Below, find each line holding "Bakker" and state how many there are, using the number alone.

Stored records:
####
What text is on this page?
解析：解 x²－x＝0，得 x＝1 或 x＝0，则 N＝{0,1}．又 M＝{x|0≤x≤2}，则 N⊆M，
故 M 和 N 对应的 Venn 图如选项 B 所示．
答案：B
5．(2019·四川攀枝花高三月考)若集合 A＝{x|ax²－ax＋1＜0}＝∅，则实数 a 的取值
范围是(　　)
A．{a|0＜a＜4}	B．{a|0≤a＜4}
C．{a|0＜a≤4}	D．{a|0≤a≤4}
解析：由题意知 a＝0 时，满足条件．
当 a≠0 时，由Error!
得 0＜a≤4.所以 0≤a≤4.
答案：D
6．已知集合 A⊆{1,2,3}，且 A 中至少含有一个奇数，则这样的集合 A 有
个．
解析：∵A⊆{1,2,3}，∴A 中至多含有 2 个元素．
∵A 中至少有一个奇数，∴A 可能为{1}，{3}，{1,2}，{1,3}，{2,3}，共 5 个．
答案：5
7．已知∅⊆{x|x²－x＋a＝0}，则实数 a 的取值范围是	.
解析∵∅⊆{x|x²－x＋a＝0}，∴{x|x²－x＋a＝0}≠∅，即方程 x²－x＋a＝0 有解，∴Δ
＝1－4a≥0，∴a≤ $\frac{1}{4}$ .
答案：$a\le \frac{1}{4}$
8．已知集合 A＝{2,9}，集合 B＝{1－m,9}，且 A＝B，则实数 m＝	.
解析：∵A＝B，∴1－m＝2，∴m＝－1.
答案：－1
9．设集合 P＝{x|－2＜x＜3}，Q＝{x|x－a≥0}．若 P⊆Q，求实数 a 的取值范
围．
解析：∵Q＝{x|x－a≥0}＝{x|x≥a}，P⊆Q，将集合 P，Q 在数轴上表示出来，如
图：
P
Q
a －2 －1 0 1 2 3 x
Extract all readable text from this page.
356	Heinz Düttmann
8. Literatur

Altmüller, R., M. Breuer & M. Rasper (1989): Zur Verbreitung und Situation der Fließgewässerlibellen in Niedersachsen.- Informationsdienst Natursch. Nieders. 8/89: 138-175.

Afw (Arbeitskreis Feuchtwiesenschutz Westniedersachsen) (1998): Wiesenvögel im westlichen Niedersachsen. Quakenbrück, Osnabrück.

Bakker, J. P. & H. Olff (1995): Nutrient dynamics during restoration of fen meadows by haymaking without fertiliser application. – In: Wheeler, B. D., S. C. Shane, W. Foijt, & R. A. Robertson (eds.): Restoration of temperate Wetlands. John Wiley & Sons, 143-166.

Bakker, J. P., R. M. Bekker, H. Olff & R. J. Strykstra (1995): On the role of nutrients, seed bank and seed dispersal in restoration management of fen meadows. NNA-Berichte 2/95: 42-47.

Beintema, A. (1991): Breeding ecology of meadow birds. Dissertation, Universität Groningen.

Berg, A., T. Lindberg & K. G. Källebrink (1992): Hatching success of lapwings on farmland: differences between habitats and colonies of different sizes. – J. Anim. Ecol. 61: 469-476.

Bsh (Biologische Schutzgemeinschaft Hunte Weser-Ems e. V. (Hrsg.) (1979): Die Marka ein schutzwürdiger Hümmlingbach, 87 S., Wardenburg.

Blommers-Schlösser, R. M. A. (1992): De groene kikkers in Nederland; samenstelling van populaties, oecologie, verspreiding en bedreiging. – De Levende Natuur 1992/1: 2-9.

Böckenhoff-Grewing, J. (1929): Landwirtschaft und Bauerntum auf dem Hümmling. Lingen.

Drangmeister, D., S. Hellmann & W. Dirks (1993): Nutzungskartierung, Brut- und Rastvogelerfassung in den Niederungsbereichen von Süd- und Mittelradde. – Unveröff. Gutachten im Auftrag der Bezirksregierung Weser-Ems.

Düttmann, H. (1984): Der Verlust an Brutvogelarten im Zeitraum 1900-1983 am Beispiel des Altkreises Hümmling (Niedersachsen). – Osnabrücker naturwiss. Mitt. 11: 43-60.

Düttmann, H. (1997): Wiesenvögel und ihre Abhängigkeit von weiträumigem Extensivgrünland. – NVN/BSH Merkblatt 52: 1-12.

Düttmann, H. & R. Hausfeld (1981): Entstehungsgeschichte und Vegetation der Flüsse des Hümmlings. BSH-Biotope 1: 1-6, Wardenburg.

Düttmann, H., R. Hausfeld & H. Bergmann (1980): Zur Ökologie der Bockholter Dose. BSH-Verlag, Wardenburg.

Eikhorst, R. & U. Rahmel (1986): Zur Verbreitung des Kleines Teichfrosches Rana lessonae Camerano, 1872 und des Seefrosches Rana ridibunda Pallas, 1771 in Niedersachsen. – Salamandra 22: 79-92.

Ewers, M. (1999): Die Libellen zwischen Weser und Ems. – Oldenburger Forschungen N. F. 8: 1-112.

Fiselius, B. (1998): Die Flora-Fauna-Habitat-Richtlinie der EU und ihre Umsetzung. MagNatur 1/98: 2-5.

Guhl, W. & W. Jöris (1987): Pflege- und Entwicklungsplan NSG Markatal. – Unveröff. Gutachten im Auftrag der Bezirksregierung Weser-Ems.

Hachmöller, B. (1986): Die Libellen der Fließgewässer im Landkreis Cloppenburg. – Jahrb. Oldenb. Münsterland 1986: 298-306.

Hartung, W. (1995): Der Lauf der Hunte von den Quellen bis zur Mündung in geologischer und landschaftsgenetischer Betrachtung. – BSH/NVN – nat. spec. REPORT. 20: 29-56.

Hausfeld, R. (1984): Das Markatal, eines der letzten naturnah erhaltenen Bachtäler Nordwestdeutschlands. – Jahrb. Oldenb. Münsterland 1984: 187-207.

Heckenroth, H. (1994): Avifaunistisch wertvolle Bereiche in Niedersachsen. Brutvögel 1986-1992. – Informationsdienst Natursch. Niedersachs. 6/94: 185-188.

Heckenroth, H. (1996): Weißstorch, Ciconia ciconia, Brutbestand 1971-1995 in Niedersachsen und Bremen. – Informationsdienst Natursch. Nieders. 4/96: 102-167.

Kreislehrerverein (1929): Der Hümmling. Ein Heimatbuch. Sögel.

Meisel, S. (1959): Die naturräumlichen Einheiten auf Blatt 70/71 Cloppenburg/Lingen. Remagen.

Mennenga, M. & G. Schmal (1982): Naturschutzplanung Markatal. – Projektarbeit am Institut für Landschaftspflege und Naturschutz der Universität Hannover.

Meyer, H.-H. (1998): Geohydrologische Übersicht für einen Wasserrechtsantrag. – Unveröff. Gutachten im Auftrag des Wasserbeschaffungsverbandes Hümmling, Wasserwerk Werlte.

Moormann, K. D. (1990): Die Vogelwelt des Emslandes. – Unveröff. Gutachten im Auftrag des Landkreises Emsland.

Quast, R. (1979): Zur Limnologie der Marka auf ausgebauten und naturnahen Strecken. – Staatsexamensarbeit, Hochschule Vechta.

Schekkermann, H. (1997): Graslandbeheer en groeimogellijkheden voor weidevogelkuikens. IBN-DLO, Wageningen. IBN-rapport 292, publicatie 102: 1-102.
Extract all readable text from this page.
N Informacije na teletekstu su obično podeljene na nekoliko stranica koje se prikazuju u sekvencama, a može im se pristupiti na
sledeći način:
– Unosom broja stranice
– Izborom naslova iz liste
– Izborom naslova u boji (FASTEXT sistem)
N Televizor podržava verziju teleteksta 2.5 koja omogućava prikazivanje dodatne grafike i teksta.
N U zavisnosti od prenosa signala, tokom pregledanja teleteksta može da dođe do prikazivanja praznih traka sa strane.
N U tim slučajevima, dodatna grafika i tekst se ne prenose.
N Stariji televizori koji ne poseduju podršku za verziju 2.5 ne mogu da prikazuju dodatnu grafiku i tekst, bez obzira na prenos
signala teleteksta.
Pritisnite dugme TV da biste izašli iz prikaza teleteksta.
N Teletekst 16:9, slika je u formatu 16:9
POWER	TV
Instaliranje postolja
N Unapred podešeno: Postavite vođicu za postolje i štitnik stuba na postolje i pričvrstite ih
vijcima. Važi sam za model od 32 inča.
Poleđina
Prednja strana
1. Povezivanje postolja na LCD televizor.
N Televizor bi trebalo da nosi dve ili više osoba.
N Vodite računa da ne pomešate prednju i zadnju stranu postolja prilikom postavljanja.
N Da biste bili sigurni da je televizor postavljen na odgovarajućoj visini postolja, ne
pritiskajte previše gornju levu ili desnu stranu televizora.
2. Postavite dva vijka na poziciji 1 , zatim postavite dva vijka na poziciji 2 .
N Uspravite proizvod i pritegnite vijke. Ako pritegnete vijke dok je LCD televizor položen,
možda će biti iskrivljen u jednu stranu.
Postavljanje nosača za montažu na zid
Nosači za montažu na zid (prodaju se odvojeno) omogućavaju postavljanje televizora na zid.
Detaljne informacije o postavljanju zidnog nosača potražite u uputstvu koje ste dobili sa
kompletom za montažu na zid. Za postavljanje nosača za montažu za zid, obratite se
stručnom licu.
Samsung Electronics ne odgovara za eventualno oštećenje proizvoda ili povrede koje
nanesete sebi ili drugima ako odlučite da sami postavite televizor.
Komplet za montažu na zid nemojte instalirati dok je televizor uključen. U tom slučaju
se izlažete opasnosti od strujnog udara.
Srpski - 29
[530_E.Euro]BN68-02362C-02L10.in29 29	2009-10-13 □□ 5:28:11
####
Finished task: 2